** Task requirements **
Copy each record exactly as it reads, leaving out any pictures it holds.

═════ Available records ═════

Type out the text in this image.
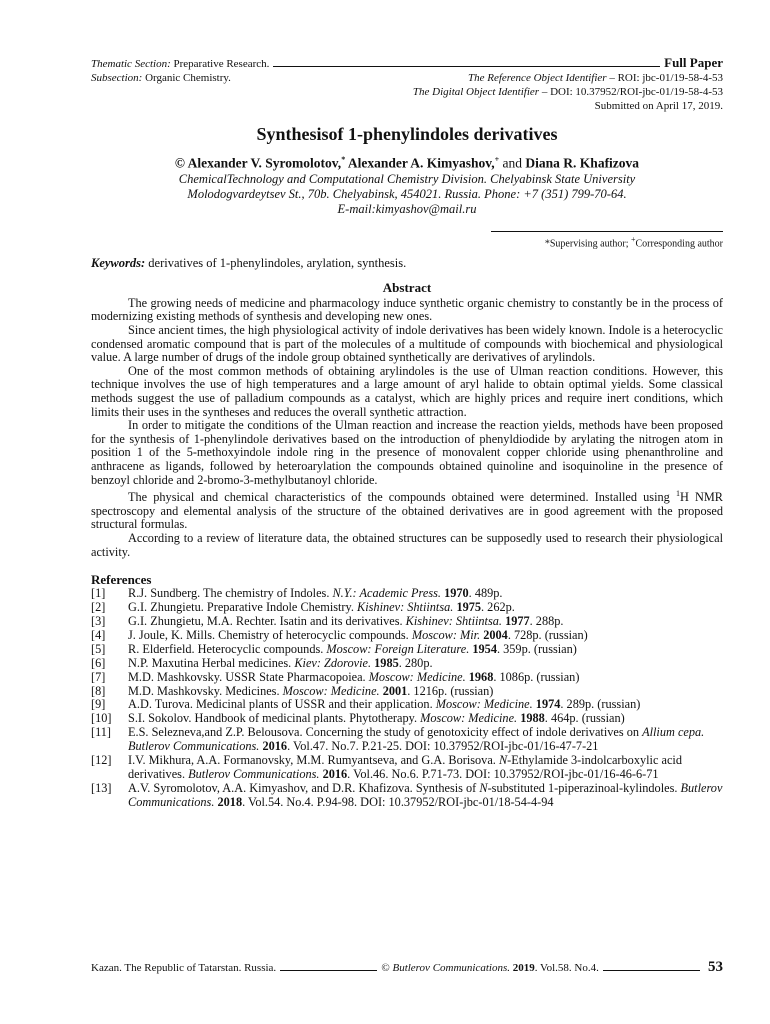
Thematic Section: Preparative Research.	Full Paper
Subsection: Organic Chemistry.	The Reference Object Identifier – ROI: jbc-01/19-58-4-53
The Digital Object Identifier – DOI: 10.37952/ROI-jbc-01/19-58-4-53
Submitted on April 17, 2019.
Synthesisof 1-phenylindoles derivatives
© Alexander V. Syromolotov,* Alexander A. Kimyashov,+ and Diana R. Khafizova
ChemicalTechnology and Computational Chemistry Division. Chelyabinsk State University
Molodogvardeytsev St., 70b. Chelyabinsk, 454021. Russia. Phone: +7 (351) 799-70-64.
E-mail:kimyashov@mail.ru
*Supervising author; +Corresponding author
Keywords: derivatives of 1-phenylindoles, arylation, synthesis.
Abstract

The growing needs of medicine and pharmacology induce synthetic organic chemistry to constantly be in the process of modernizing existing methods of synthesis and developing new ones.

Since ancient times, the high physiological activity of indole derivatives has been widely known. Indole is a heterocyclic condensed aromatic compound that is part of the molecules of a multitude of compounds with biochemical and physiological value. A large number of drugs of the indole group obtained synthetically are derivatives of arylindols.

One of the most common methods of obtaining arylindoles is the use of Ulman reaction conditions. However, this technique involves the use of high temperatures and a large amount of aryl halide to obtain optimal yields. Some classical methods suggest the use of palladium compounds as a catalyst, which are highly prices and require inert conditions, which limits their uses in the syntheses and reduces the overall synthetic attraction.

In order to mitigate the conditions of the Ulman reaction and increase the reaction yields, methods have been proposed for the synthesis of 1-phenylindole derivatives based on the introduction of phenyldiodide by arylating the nitrogen atom in position 1 of the 5-methoxyindole indole ring in the presence of monovalent copper chloride using phenanthroline and anthracene as ligands, followed by heteroarylation the compounds obtained quinoline and isoquinoline in the presence of benzoyl chloride and 2-bromo-3-methylbutanoyl chloride.

The physical and chemical characteristics of the compounds obtained were determined. Installed using $^1$H NMR spectroscopy and elemental analysis of the structure of the obtained derivatives are in good agreement with the proposed structural formulas.

According to a review of literature data, the obtained structures can be supposedly used to research their physiological activity.

References
[1]	R.J. Sundberg. The chemistry of Indoles. N.Y.: Academic Press. 1970. 489p.
[2]	G.I. Zhungietu. Preparative Indole Chemistry. Kishinev: Shtiintsa. 1975. 262p.
[3]	G.I. Zhungietu, M.A. Rechter. Isatin and its derivatives. Kishinev: Shtiintsa. 1977. 288p.
[4]	J. Joule, K. Mills. Chemistry of heterocyclic compounds. Moscow: Mir. 2004. 728p. (russian)
[5]	R. Elderfield. Heterocyclic compounds. Moscow: Foreign Literature. 1954. 359p. (russian)
[6]	N.P. Maxutina Herbal medicines. Kiev: Zdorovie. 1985. 280p.
[7]	M.D. Mashkovsky. USSR State Pharmacopoiea. Moscow: Medicine. 1968. 1086p. (russian)
[8]	M.D. Mashkovsky. Medicines. Moscow: Medicine. 2001. 1216p. (russian)
[9]	A.D. Turova. Medicinal plants of USSR and their application. Moscow: Medicine. 1974. 289p. (russian)
[10]	S.I. Sokolov. Handbook of medicinal plants. Phytotherapy. Moscow: Medicine. 1988. 464p. (russian)
[11]	E.S. Selezneva,and Z.P. Belousova. Concerning the study of genotoxicity effect of indole derivatives on Allium cepa. Butlerov Communications. 2016. Vol.47. No.7. P.21-25. DOI: 10.37952/ROI-jbc-01/16-47-7-21
[12]	I.V. Mikhura, A.A. Formanovsky, M.M. Rumyantseva, and G.A. Borisova. N-Ethylamide 3-indolcarboxylic acid derivatives. Butlerov Communications. 2016. Vol.46. No.6. P.71-73. DOI: 10.37952/ROI-jbc-01/16-46-6-71
[13]	A.V. Syromolotov, A.A. Kimyashov, and D.R. Khafizova. Synthesis of N-substituted 1-piperazinoal-kylindoles. Butlerov Communications. 2018. Vol.54. No.4. P.94-98. DOI: 10.37952/ROI-jbc-01/18-54-4-94
Kazan. The Republic of Tatarstan. Russia.	© Butlerov Communications. 2019. Vol.58. No.4.	53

═════

** Full response **
Type out the text in this image.
Thematic Section: Preparative Research.	Full Paper
Subsection: Organic Chemistry.	The Reference Object Identifier – ROI: jbc-01/19-58-4-53
The Digital Object Identifier – DOI: 10.37952/ROI-jbc-01/19-58-4-53
Submitted on April 17, 2019.
Synthesisof 1-phenylindoles derivatives
© Alexander V. Syromolotov,* Alexander A. Kimyashov,+ and Diana R. Khafizova
ChemicalTechnology and Computational Chemistry Division. Chelyabinsk State University
Molodogvardeytsev St., 70b. Chelyabinsk, 454021. Russia. Phone: +7 (351) 799-70-64.
E-mail:kimyashov@mail.ru
*Supervising author; +Corresponding author
Keywords: derivatives of 1-phenylindoles, arylation, synthesis.
Abstract

The growing needs of medicine and pharmacology induce synthetic organic chemistry to constantly be in the process of modernizing existing methods of synthesis and developing new ones.

Since ancient times, the high physiological activity of indole derivatives has been widely known. Indole is a heterocyclic condensed aromatic compound that is part of the molecules of a multitude of compounds with biochemical and physiological value. A large number of drugs of the indole group obtained synthetically are derivatives of arylindols.

One of the most common methods of obtaining arylindoles is the use of Ulman reaction conditions. However, this technique involves the use of high temperatures and a large amount of aryl halide to obtain optimal yields. Some classical methods suggest the use of palladium compounds as a catalyst, which are highly prices and require inert conditions, which limits their uses in the syntheses and reduces the overall synthetic attraction.

In order to mitigate the conditions of the Ulman reaction and increase the reaction yields, methods have been proposed for the synthesis of 1-phenylindole derivatives based on the introduction of phenyldiodide by arylating the nitrogen atom in position 1 of the 5-methoxyindole indole ring in the presence of monovalent copper chloride using phenanthroline and anthracene as ligands, followed by heteroarylation the compounds obtained quinoline and isoquinoline in the presence of benzoyl chloride and 2-bromo-3-methylbutanoyl chloride.

The physical and chemical characteristics of the compounds obtained were determined. Installed using $^1$H NMR spectroscopy and elemental analysis of the structure of the obtained derivatives are in good agreement with the proposed structural formulas.

According to a review of literature data, the obtained structures can be supposedly used to research their physiological activity.

References
[1]	R.J. Sundberg. The chemistry of Indoles. N.Y.: Academic Press. 1970. 489p.
[2]	G.I. Zhungietu. Preparative Indole Chemistry. Kishinev: Shtiintsa. 1975. 262p.
[3]	G.I. Zhungietu, M.A. Rechter. Isatin and its derivatives. Kishinev: Shtiintsa. 1977. 288p.
[4]	J. Joule, K. Mills. Chemistry of heterocyclic compounds. Moscow: Mir. 2004. 728p. (russian)
[5]	R. Elderfield. Heterocyclic compounds. Moscow: Foreign Literature. 1954. 359p. (russian)
[6]	N.P. Maxutina Herbal medicines. Kiev: Zdorovie. 1985. 280p.
[7]	M.D. Mashkovsky. USSR State Pharmacopoiea. Moscow: Medicine. 1968. 1086p. (russian)
[8]	M.D. Mashkovsky. Medicines. Moscow: Medicine. 2001. 1216p. (russian)
[9]	A.D. Turova. Medicinal plants of USSR and their application. Moscow: Medicine. 1974. 289p. (russian)
[10]	S.I. Sokolov. Handbook of medicinal plants. Phytotherapy. Moscow: Medicine. 1988. 464p. (russian)
[11]	E.S. Selezneva,and Z.P. Belousova. Concerning the study of genotoxicity effect of indole derivatives on Allium cepa. Butlerov Communications. 2016. Vol.47. No.7. P.21-25. DOI: 10.37952/ROI-jbc-01/16-47-7-21
[12]	I.V. Mikhura, A.A. Formanovsky, M.M. Rumyantseva, and G.A. Borisova. N-Ethylamide 3-indolcarboxylic acid derivatives. Butlerov Communications. 2016. Vol.46. No.6. P.71-73. DOI: 10.37952/ROI-jbc-01/16-46-6-71
[13]	A.V. Syromolotov, A.A. Kimyashov, and D.R. Khafizova. Synthesis of N-substituted 1-piperazinoal-kylindoles. Butlerov Communications. 2018. Vol.54. No.4. P.94-98. DOI: 10.37952/ROI-jbc-01/18-54-4-94
Kazan. The Republic of Tatarstan. Russia.	© Butlerov Communications. 2019. Vol.58. No.4.	53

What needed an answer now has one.